_REQUIRED TASK_
Copy the entries word for word, beginning at the line that has "section-title: 三、传统体育、游艺与杂技（5） [71, 589, 650, 632]" and stopping after the line that has "region-cell: 古交市 [578, 505, 650, 547]", with both of those lines included.

_SUPPLIED MATERIAL_

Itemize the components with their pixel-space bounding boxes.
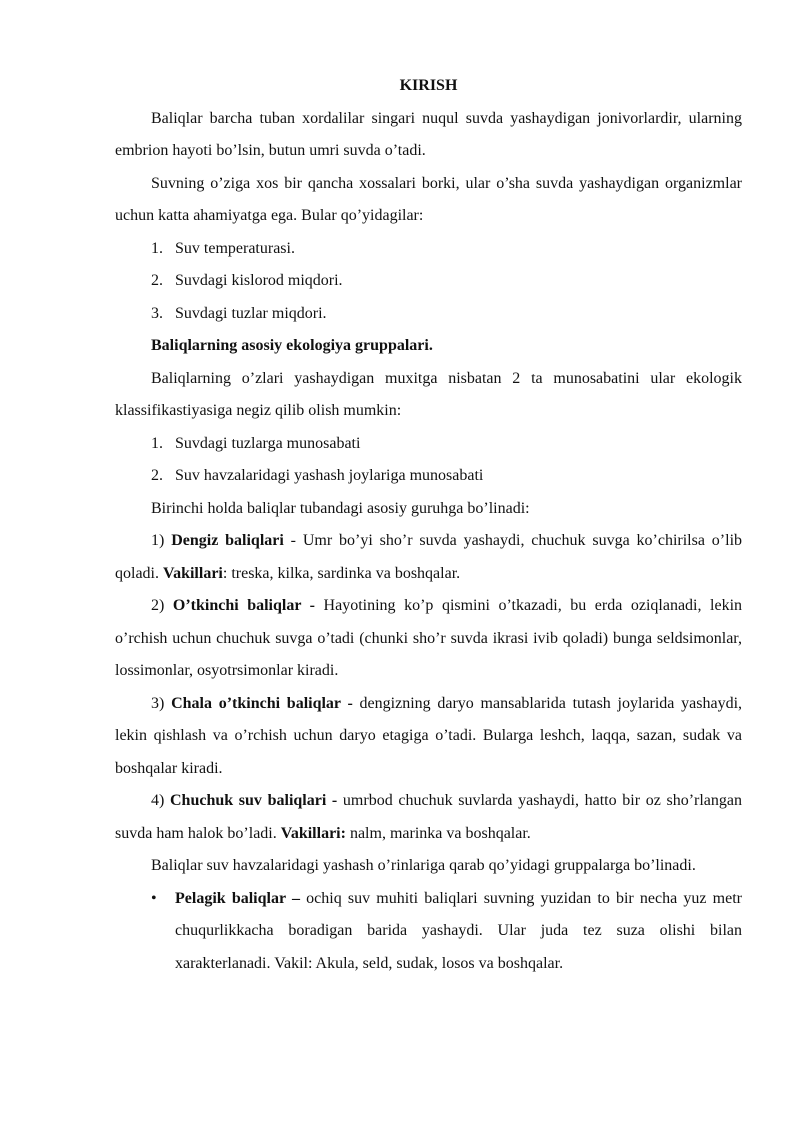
paragraph-intro: Baliqlar barcha tuban xordalilar singari nuqul suvda yashaydigan jonivorlardir, ularning embrion hayoti bo’lsin, butun umri suvda o’tadi. bbox=[115, 109, 742, 159]
group-item bbox=[115, 525, 742, 590]
list-text: Suvdagi tuzlar miqdori. bbox=[175, 304, 327, 322]
group-name: Dengiz baliqlari bbox=[171, 532, 284, 549]
list-number: 2. bbox=[151, 272, 163, 289]
group-examples-label: Vakillari bbox=[163, 564, 223, 582]
group-description: Hayotining ko’p qismini o’tkazadi, bu erda oziqlanadi, lekin o’rchish uchun chuchuk suvga o’tadi (chunki sho’r suvda ikrasi ivib qoladi) bunga seldsimonlar, lossimonlar, osyotrsimonlar kiradi. bbox=[115, 597, 743, 679]
group-number: 2) bbox=[151, 597, 165, 614]
page-title: KIRISH bbox=[399, 77, 458, 94]
bullet-description: ochiq suv muhiti baliqlari suvning yuzidan to bir necha yuz metr chuqurlikkacha boradigan barida yashaydi. Ular juda tez suza olishi bilan xarakterlanadi. Vakil: Akula, seld, sudak, losos va boshqalar. bbox=[175, 889, 743, 972]
group-description: - Umr bo’yi sho’r suvda yashaydi, chuchuk suvga ko’chirilsa o’lib qoladi. bbox=[115, 532, 743, 582]
group-item bbox=[115, 590, 742, 688]
bullet-text bbox=[175, 883, 742, 981]
paragraph-classification: Baliqlarning o’zlari yashaydigan muxitga nisbatan 2 ta munosabatini ular ekologik klassifikastiyasiga negiz qilib olish mumkin: bbox=[115, 369, 742, 419]
group-name: Chala o’tkinchi baliqlar - bbox=[171, 694, 353, 712]
list-item bbox=[115, 233, 742, 266]
group-number: 4) bbox=[151, 792, 165, 809]
group-name: O’tkinchi baliqlar - bbox=[172, 597, 316, 614]
group-item bbox=[115, 785, 742, 850]
list-item bbox=[115, 298, 742, 331]
list-item bbox=[115, 460, 742, 493]
list-text: Suvdagi tuzlarga munosabati bbox=[175, 434, 361, 452]
group-description: umrbod chuchuk suvlarda yashaydi, hatto bir oz sho’rlangan suvda ham halok bo’ladi. bbox=[115, 792, 743, 842]
bullet-dot-icon: • bbox=[151, 889, 157, 907]
list-text: Suvdagi kislorod miqdori. bbox=[175, 272, 343, 289]
paragraph-groups-intro: Birinchi holda baliqlar tubandagi asosiy guruhga bo’linadi: bbox=[151, 499, 530, 517]
list-item bbox=[115, 428, 742, 461]
group-number: 1) bbox=[151, 532, 165, 549]
group-examples-label: Vakillari: bbox=[280, 824, 346, 842]
paragraph-water-properties: Suvning o’ziga xos bir qancha xossalari borki, ular o’sha suvda yashaydigan organizmlar uchun katta ahamiyatga ega. Bular qo’yidagilar: bbox=[115, 174, 742, 224]
paragraph-habitat-groups: Baliqlar suv havzalaridagi yashash o’rinlariga qarab qo’yidagi gruppalarga bo’linadi. bbox=[151, 857, 696, 874]
list-number: 1. bbox=[151, 239, 163, 257]
group-description: dengizning daryo mansablarida tutash joylarida yashaydi, lekin qishlash va o’rchish uchun daryo etagiga o’tadi. Bularga leshch, laqqa, sazan, sudak va boshqalar kiradi. bbox=[115, 694, 743, 777]
bullet-term: Pelagik baliqlar – bbox=[175, 889, 300, 907]
group-name: Chuchuk suv baliqlari - bbox=[170, 792, 338, 809]
bullet-item bbox=[151, 883, 742, 981]
group-item bbox=[115, 688, 742, 786]
list-text: Suv havzalaridagi yashash joylariga munosabati bbox=[175, 467, 484, 484]
list-number: 2. bbox=[151, 467, 163, 484]
section-heading: Baliqlarning asosiy ekologiya gruppalari. bbox=[151, 337, 433, 354]
list-number: 3. bbox=[151, 304, 163, 322]
list-text: Suv temperaturasi. bbox=[175, 239, 295, 257]
document-page bbox=[115, 70, 742, 980]
list-item bbox=[115, 265, 742, 298]
group-number: 3) bbox=[151, 694, 165, 712]
list-number: 1. bbox=[151, 434, 163, 452]
group-examples: : treska, kilka, sardinka va boshqalar. bbox=[222, 564, 461, 582]
group-examples: nalm, marinka va boshqalar. bbox=[345, 824, 531, 842]
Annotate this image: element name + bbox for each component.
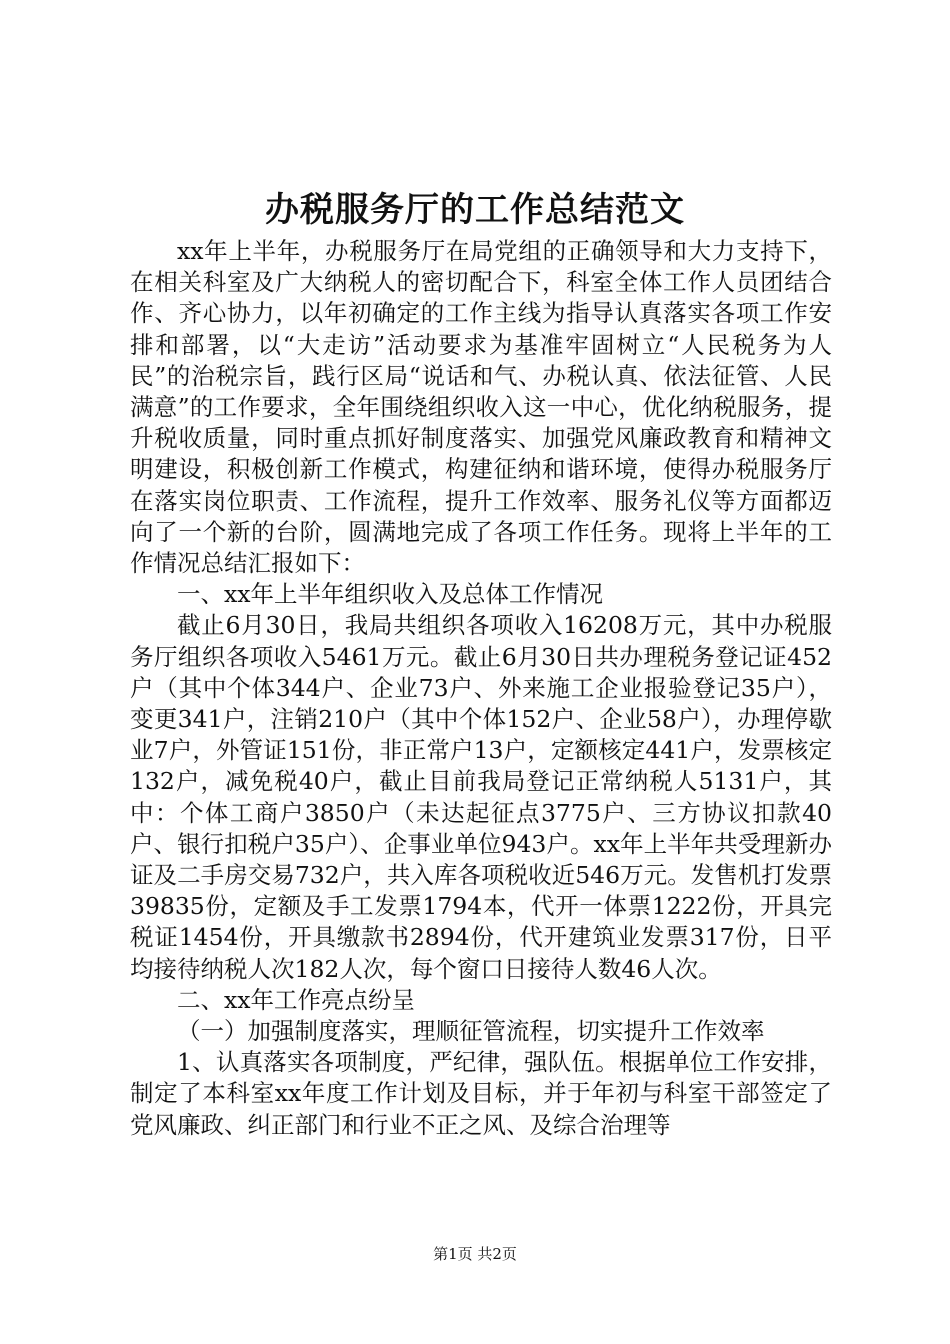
paragraph-item-1: 1、认真落实各项制度，严纪律，强队伍。根据单位工作安排，制定了本科室xx年度工作计划及目标，并于年初与科室干部签定了党风廉政、纠正部门和行业不正之风、及综合治理等 [130,1048,832,1139]
section-heading-1: 一、xx年上半年组织收入及总体工作情况 [177,580,604,609]
document-title: 办税服务厅的工作总结范文 [265,190,685,230]
paragraph-revenue-summary: 截止6月30日，我局共组织各项收入16208万元，其中办税服务厅组织各项收入5461万元。截止6月30日共办理税务登记证452户（其中个体344户、企业73户、外来施工企业报验登记35户），变更341户，注销210户（其中个体152户、企业58户），办理停歇业7户，外管证151份，非正常户13户，定额核定441户，发票核定132户，减免税40户，截止目前我局登记正常纳税人5131户，其中：个体工商户3850户（未达起征点3775户、三方协议扣款40户、银行扣税户35户）、企事业单位943户。xx年上半年共受理新办证及二手房交易732户，共入库各项税收近546万元。发售机打发票39835份，定额及手工发票1794本，代开一体票1222份，开具完税证1454份，开具缴款书2894份，代开建筑业发票317份，日平均接待纳税人次182人次，每个窗口日接待人数46人次。 [130,611,832,983]
paragraph-intro: xx年上半年，办税服务厅在局党组的正确领导和大力支持下，在相关科室及广大纳税人的密切配合下，科室全体工作人员团结合作、齐心协力，以年初确定的工作主线为指导认真落实各项工作安排和部署，以“大走访”活动要求为基准牢固树立“人民税务为人民”的治税宗旨，践行区局“说话和气、办税认真、依法征管、人民满意”的工作要求，全年围绕组织收入这一中心，优化纳税服务，提升税收质量，同时重点抓好制度落实、加强党风廉政教育和精神文明建设，积极创新工作模式，构建征纳和谐环境，使得办税服务厅在落实岗位职责、工作流程，提升工作效率、服务礼仪等方面都迈向了一个新的台阶，圆满地完成了各项工作任务。现将上半年的工作情况总结汇报如下： [130,237,832,578]
subsection-heading-1: （一）加强制度落实，理顺征管流程，切实提升工作效率 [177,1017,765,1046]
section-heading-2: 二、xx年工作亮点纷呈 [177,985,416,1014]
page-number: 第1页 共2页 [433,1245,517,1263]
document-body [130,236,832,1141]
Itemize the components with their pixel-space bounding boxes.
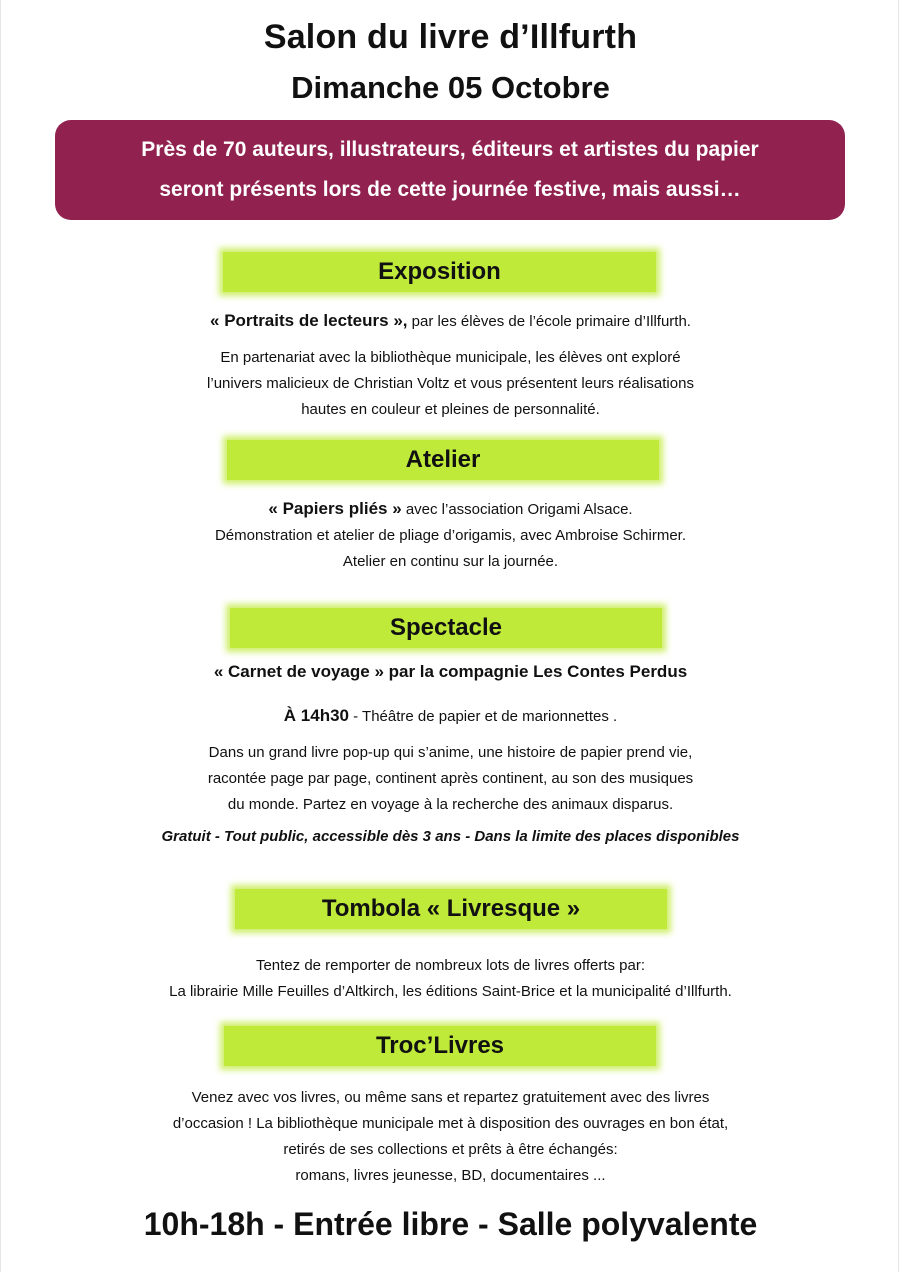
- atelier-lead-title: « Papiers pliés »: [268, 499, 402, 518]
- section-heading-exposition: Exposition: [223, 252, 656, 292]
- tombola-body: [1, 953, 899, 1005]
- event-date: Dimanche 05 Octobre: [291, 70, 610, 105]
- exposition-body-line: hautes en couleur et pleines de personnalité.: [301, 401, 600, 418]
- exposition-body-line: En partenariat avec la bibliothèque municipale, les élèves ont exploré: [220, 349, 681, 366]
- exposition-lead-text: par les élèves de l’école primaire d’Illfurth.: [407, 313, 691, 330]
- tombola-body-line: Tentez de remporter de nombreux lots de livres offerts par:: [255, 957, 646, 974]
- spectacle-time: [1, 703, 899, 730]
- troc-livres-body-line: romans, livres jeunesse, BD, documentaires ...: [295, 1167, 606, 1184]
- troc-livres-body-line: Venez avec vos livres, ou même sans et repartez gratuitement avec des livres: [191, 1089, 710, 1106]
- exposition-body-line: l’univers malicieux de Christian Voltz et vous présentent leurs réalisations: [207, 375, 694, 392]
- section-heading-tombola: Tombola « Livresque »: [235, 889, 667, 929]
- atelier-body: [1, 523, 899, 575]
- tombola-body-line: La librairie Mille Feuilles d’Altkirch, les éditions Saint-Brice et la municipalité d’Illfurth.: [169, 983, 732, 1000]
- spectacle-time-bold: À 14h30: [283, 706, 349, 725]
- exposition-lead-title: « Portraits de lecteurs »,: [210, 311, 408, 330]
- intro-line-2: seront présents lors de cette journée festive, mais aussi…: [159, 178, 741, 201]
- section-heading-atelier: Atelier: [227, 440, 659, 480]
- atelier-body-line: Démonstration et atelier de pliage d’origamis, avec Ambroise Schirmer.: [214, 527, 687, 544]
- spectacle-time-text: - Théâtre de papier et de marionnettes .: [348, 708, 618, 725]
- troc-livres-body-line: retirés de ses collections et prêts à être échangés:: [283, 1141, 618, 1158]
- spectacle-body-line: racontée page par page, continent après continent, au son des musiques: [207, 770, 694, 787]
- intro-line-1: Près de 70 auteurs, illustrateurs, éditeurs et artistes du papier: [141, 138, 759, 161]
- troc-livres-body-line: d’occasion ! La bibliothèque municipale met à disposition des ouvrages en bon état,: [172, 1115, 729, 1132]
- spectacle-body-line: Dans un grand livre pop-up qui s’anime, une histoire de papier prend vie,: [208, 744, 693, 761]
- exposition-lead: [1, 308, 899, 335]
- section-heading-spectacle: Spectacle: [230, 608, 662, 648]
- intro-banner: [55, 120, 845, 220]
- exposition-body: [1, 345, 899, 423]
- atelier-body-line: Atelier en continu sur la journée.: [342, 553, 559, 570]
- spectacle-body-line: du monde. Partez en voyage à la recherche des animaux disparus.: [227, 796, 674, 813]
- atelier-lead: [1, 496, 899, 523]
- page-title: Salon du livre d’Illfurth: [263, 18, 638, 56]
- footer-info: 10h-18h - Entrée libre - Salle polyvalente: [143, 1206, 758, 1242]
- troc-livres-body: [1, 1085, 899, 1189]
- atelier-lead-text: avec l’association Origami Alsace.: [401, 501, 633, 518]
- spectacle-body: [1, 740, 899, 818]
- spectacle-note: Gratuit - Tout public, accessible dès 3 ans - Dans la limite des places disponibles: [161, 828, 740, 845]
- spectacle-lead: « Carnet de voyage » par la compagnie Les Contes Perdus: [213, 662, 688, 681]
- section-heading-troc-livres: Troc’Livres: [224, 1026, 656, 1066]
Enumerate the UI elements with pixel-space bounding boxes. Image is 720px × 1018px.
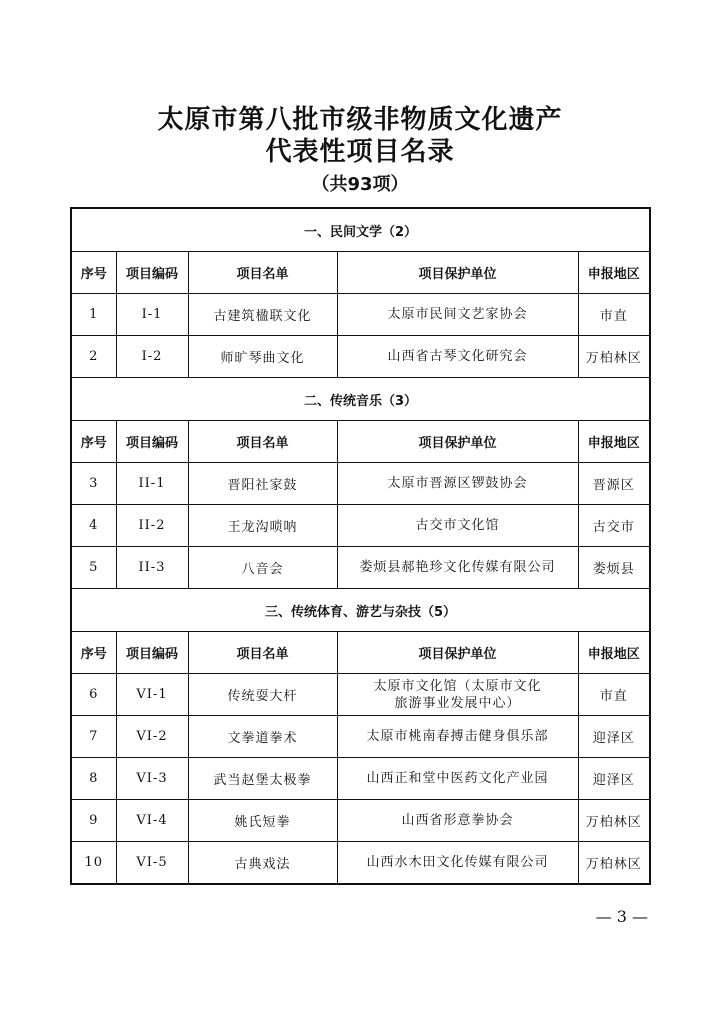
section-title: 三、传统体育、游艺与杂技（5） [71, 589, 650, 632]
section-title-row [71, 589, 650, 632]
region-cell: 万柏林区 [578, 842, 650, 885]
section-title-row [71, 208, 650, 252]
project-code-cell: VI-1 [116, 674, 188, 716]
project-name-cell: 文拳道拳术 [188, 716, 337, 758]
project-name-cell: 八音会 [188, 547, 337, 589]
column-header: 申报地区 [578, 252, 650, 294]
row-number-cell: 5 [71, 547, 116, 589]
protection-unit-cell [337, 336, 578, 378]
document-title-line-1: 太原市第八批市级非物质文化遗产 [157, 105, 563, 135]
protection-unit-line: 旅游事业发展中心） [394, 695, 521, 711]
region-cell: 迎泽区 [578, 716, 650, 758]
protection-unit-line: 太原市桃南春搏击健身俱乐部 [366, 729, 549, 744]
project-name-cell: 武当赵堡太极拳 [188, 758, 337, 800]
project-code-cell: I-2 [116, 336, 188, 378]
protection-unit-line: 山西省古琴文化研究会 [387, 349, 528, 364]
protection-unit-line: 太原市民间文艺家协会 [387, 307, 528, 322]
document-title-block [0, 104, 720, 198]
protection-unit-cell [337, 716, 578, 758]
section-title-row [71, 378, 650, 421]
project-name-cell: 师旷琴曲文化 [188, 336, 337, 378]
column-header: 申报地区 [578, 632, 650, 674]
column-header: 序号 [71, 421, 116, 463]
region-cell: 万柏林区 [578, 336, 650, 378]
protection-unit-cell [337, 547, 578, 589]
protection-unit-cell [337, 842, 578, 885]
region-cell: 万柏林区 [578, 800, 650, 842]
region-cell: 古交市 [578, 505, 650, 547]
column-header: 项目保护单位 [337, 252, 578, 294]
project-name-cell: 古典戏法 [188, 842, 337, 885]
table-row [71, 336, 650, 378]
column-header: 项目保护单位 [337, 421, 578, 463]
row-number-cell: 8 [71, 758, 116, 800]
protection-unit-cell [337, 505, 578, 547]
table-row [71, 505, 650, 547]
column-header: 项目名单 [188, 632, 337, 674]
project-code-cell: II-3 [116, 547, 188, 589]
region-cell: 市直 [578, 294, 650, 336]
protection-unit-cell [337, 800, 578, 842]
protection-unit-line: 太原市晋源区锣鼓协会 [387, 476, 528, 491]
row-number-cell: 4 [71, 505, 116, 547]
project-code-cell: VI-4 [116, 800, 188, 842]
column-header: 项目名单 [188, 252, 337, 294]
column-header: 项目编码 [116, 252, 188, 294]
table-row [71, 842, 650, 885]
protection-unit-line: 太原市文化馆（太原市文化 [373, 678, 542, 694]
project-code-cell: II-1 [116, 463, 188, 505]
protection-unit-line: 山西省形意拳协会 [401, 813, 514, 828]
row-number-cell: 2 [71, 336, 116, 378]
protection-unit-cell [337, 294, 578, 336]
project-name-cell: 晋阳社家鼓 [188, 463, 337, 505]
project-code-cell: I-1 [116, 294, 188, 336]
page-number: — 3 — [595, 907, 648, 926]
region-cell: 迎泽区 [578, 758, 650, 800]
column-header: 项目编码 [116, 632, 188, 674]
region-cell: 晋源区 [578, 463, 650, 505]
row-number-cell: 7 [71, 716, 116, 758]
protection-unit-cell [337, 758, 578, 800]
region-cell: 娄烦县 [578, 547, 650, 589]
table-row [71, 294, 650, 336]
project-name-cell: 传统耍大杆 [188, 674, 337, 716]
project-code-cell: VI-5 [116, 842, 188, 885]
project-name-cell: 古建筑楹联文化 [188, 294, 337, 336]
table-row [71, 547, 650, 589]
table-row [71, 674, 650, 716]
table-row [71, 716, 650, 758]
table-row [71, 800, 650, 842]
project-code-cell: VI-2 [116, 716, 188, 758]
row-number-cell: 6 [71, 674, 116, 716]
table-row [71, 463, 650, 505]
column-header: 项目名单 [188, 421, 337, 463]
protection-unit-line: 山西正和堂中医药文化产业园 [366, 771, 549, 786]
column-header: 项目编码 [116, 421, 188, 463]
project-code-cell: VI-3 [116, 758, 188, 800]
column-header: 申报地区 [578, 421, 650, 463]
section-title: 一、民间文学（2） [71, 208, 650, 252]
table-header-row [71, 632, 650, 674]
protection-unit-line: 山西水木田文化传媒有限公司 [366, 855, 549, 870]
document-title-count: （共93项） [311, 174, 409, 195]
project-name-cell: 王龙沟唢呐 [188, 505, 337, 547]
row-number-cell: 10 [71, 842, 116, 885]
table-header-row [71, 421, 650, 463]
table-row [71, 758, 650, 800]
table-header-row [71, 252, 650, 294]
project-code-cell: II-2 [116, 505, 188, 547]
column-header: 项目保护单位 [337, 632, 578, 674]
protection-unit-line: 古交市文化馆 [415, 518, 500, 533]
section-title: 二、传统音乐（3） [71, 378, 650, 421]
column-header: 序号 [71, 632, 116, 674]
region-cell: 市直 [578, 674, 650, 716]
column-header: 序号 [71, 252, 116, 294]
row-number-cell: 9 [71, 800, 116, 842]
protection-unit-cell [337, 463, 578, 505]
heritage-list-table [70, 207, 651, 885]
row-number-cell: 1 [71, 294, 116, 336]
row-number-cell: 3 [71, 463, 116, 505]
document-title-line-2: 代表性项目名录 [265, 137, 455, 167]
protection-unit-cell [337, 674, 578, 716]
project-name-cell: 姚氏短拳 [188, 800, 337, 842]
protection-unit-line: 娄烦县郝艳珍文化传媒有限公司 [359, 560, 556, 575]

_ANSWER TO THIS EXERCISE_
section-title: 三、传统体育、游艺与杂技（5） [71, 589, 650, 632]
section-title-row [71, 589, 650, 632]
region-cell: 万柏林区 [578, 842, 650, 885]
section-title-row [71, 208, 650, 252]
project-code-cell: VI-1 [116, 674, 188, 716]
project-name-cell: 文拳道拳术 [188, 716, 337, 758]
project-name-cell: 八音会 [188, 547, 337, 589]
column-header: 申报地区 [578, 252, 650, 294]
row-number-cell: 5 [71, 547, 116, 589]
protection-unit-cell [337, 336, 578, 378]
document-title-line-1: 太原市第八批市级非物质文化遗产 [157, 105, 563, 135]
protection-unit-line: 旅游事业发展中心） [394, 695, 521, 711]
region-cell: 迎泽区 [578, 716, 650, 758]
protection-unit-line: 太原市桃南春搏击健身俱乐部 [366, 729, 549, 744]
project-name-cell: 武当赵堡太极拳 [188, 758, 337, 800]
project-code-cell: I-2 [116, 336, 188, 378]
protection-unit-line: 山西省古琴文化研究会 [387, 349, 528, 364]
protection-unit-line: 太原市民间文艺家协会 [387, 307, 528, 322]
document-title-block [0, 104, 720, 198]
protection-unit-cell [337, 716, 578, 758]
section-title-row [71, 378, 650, 421]
project-name-cell: 师旷琴曲文化 [188, 336, 337, 378]
column-header: 申报地区 [578, 632, 650, 674]
column-header: 序号 [71, 421, 116, 463]
region-cell: 万柏林区 [578, 336, 650, 378]
protection-unit-cell [337, 547, 578, 589]
protection-unit-cell [337, 842, 578, 885]
region-cell: 万柏林区 [578, 800, 650, 842]
region-cell: 古交市 [578, 505, 650, 547]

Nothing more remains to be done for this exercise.